### To do
• A. In the passage about Fabian Almazan, swap "woodwind instruments" for "brass instruments" and give the text from "Almazan said he submitted" to "heard it yet.".
• B. In the passage about Fabian Almazan, at what age did Almazan leave Cuba?

There are any number of Blanchard performances viewable on the Web in which you can hear Almazan play, but at his Website you can also hear his work in film music. Collage, for instance, is like its name a mix of many different kinds of styles, but it begins with a lovely, melancholy piano tune that suggests he hasn’t lost touch with the power of melody to make a strong musical impact.
In an e-mail message to me, Almazan said he was “moved” by his winning of the award, in part because a well-respected jury thought enough of his work to honor it, and in part because his win means he joins an honor roll of Cuban artists.
“It means a lot to me to be acknowledged as a part of the Cuban art scene in the U.S., trying to give energy to an artistic movement that in my opinion is very much needed,” he wrote. “Because I left Cuba at the age of eight, I’ve always been exploring what it means to be a Cuban-American living in these times, under the current circumstances, and how to genuinely convey this as a musician.”
Almazan said he submitted to Cintas two orchestral pieces, a suite for piano, Cuban percussion, choir and jazz rhythm section, some chamber works and a piece for jazz quintet. He describes his music as “just that, music,” saying that people learn new things everyday, and that should be reflected in the work.
“I want to write music that I would find interesting and fulfilling as a listener, [were I] to hear it by chance walking down the street,” Almazan wrote. “At this time, that to me means using woodwind instruments with a jazz mentality (jazz mentality of 2010) to provide different emotions for the listener to tap into, out of the spectrum of emotions that I feel I haven’t heard yet. It’s probably out there somewhere but I just haven’t heard it yet.
“And that’s not to say that I feel I can make it happen successfully, but I’m willing to give it a try,” he wrote.
One of the judges for the Fradd award was composer Richard Danielpour, who grew up in Palm Beach County and has gone on to a major career. I interviewed him at length earlier this year, and he’s a nice man with an eclectic compositional style who has managed to meld various influences well, and perhaps he saw a kindred spirit in Fabian Almazan.
Almazan is the kind of composer and musician that I’m seeing a lot more of these days, players and writers who can do just about anything in any style. As little as 30 years ago, you rarely heard composers who were as confident about their multi-genre language as today’s writers; what you got was a classical composer “slumming” with non-persuasive swing, or a jazz composer reaching out for classical gravitas and coming up short.
That doesn’t seem to be the case with Almazan, and I’m confident we’ll be hearing good things about him for some time to come.

### Dataset excerpt
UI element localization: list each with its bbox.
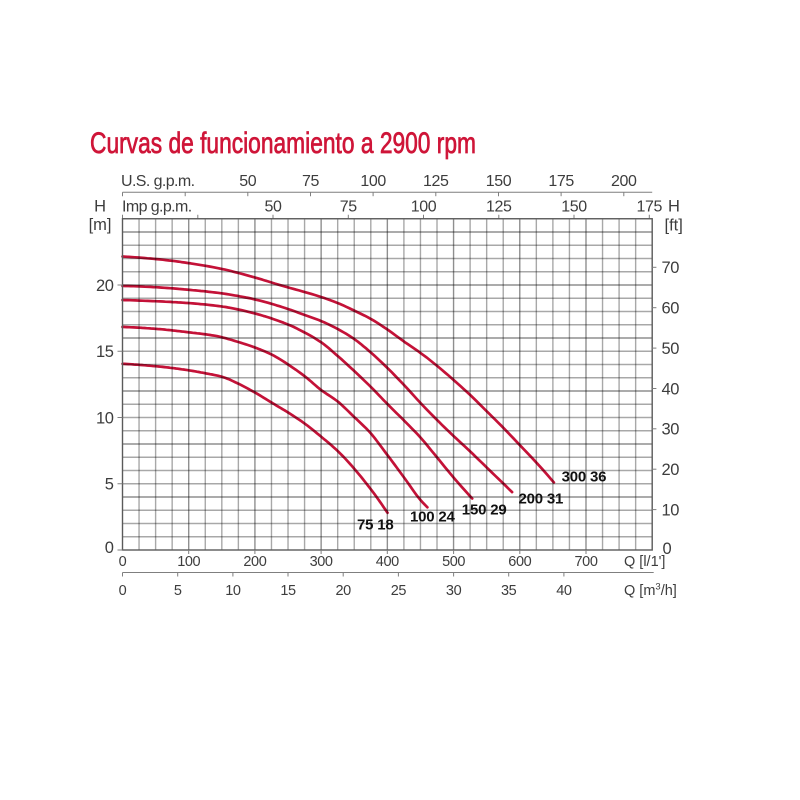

### The replies
• A.
Almazan said he submitted to Cintas two orchestral pieces, a suite for piano, Cuban percussion, choir and jazz rhythm section, some chamber works and a piece for jazz quintet. He describes his music as “just that, music,” saying that people learn new things everyday, and that should be reflected in the work.
“I want to write music that I would find interesting and fulfilling as a listener, [were I] to hear it by chance walking down the street,” Almazan wrote. “At this time, that to me means using brass instruments with a jazz mentality (jazz mentality of 2010) to provide different emotions for the listener to tap into, out of the spectrum of emotions that I feel I haven’t heard yet. It’s probably out there somewhere but I just haven’t heard it yet.

• B. At the age of eight.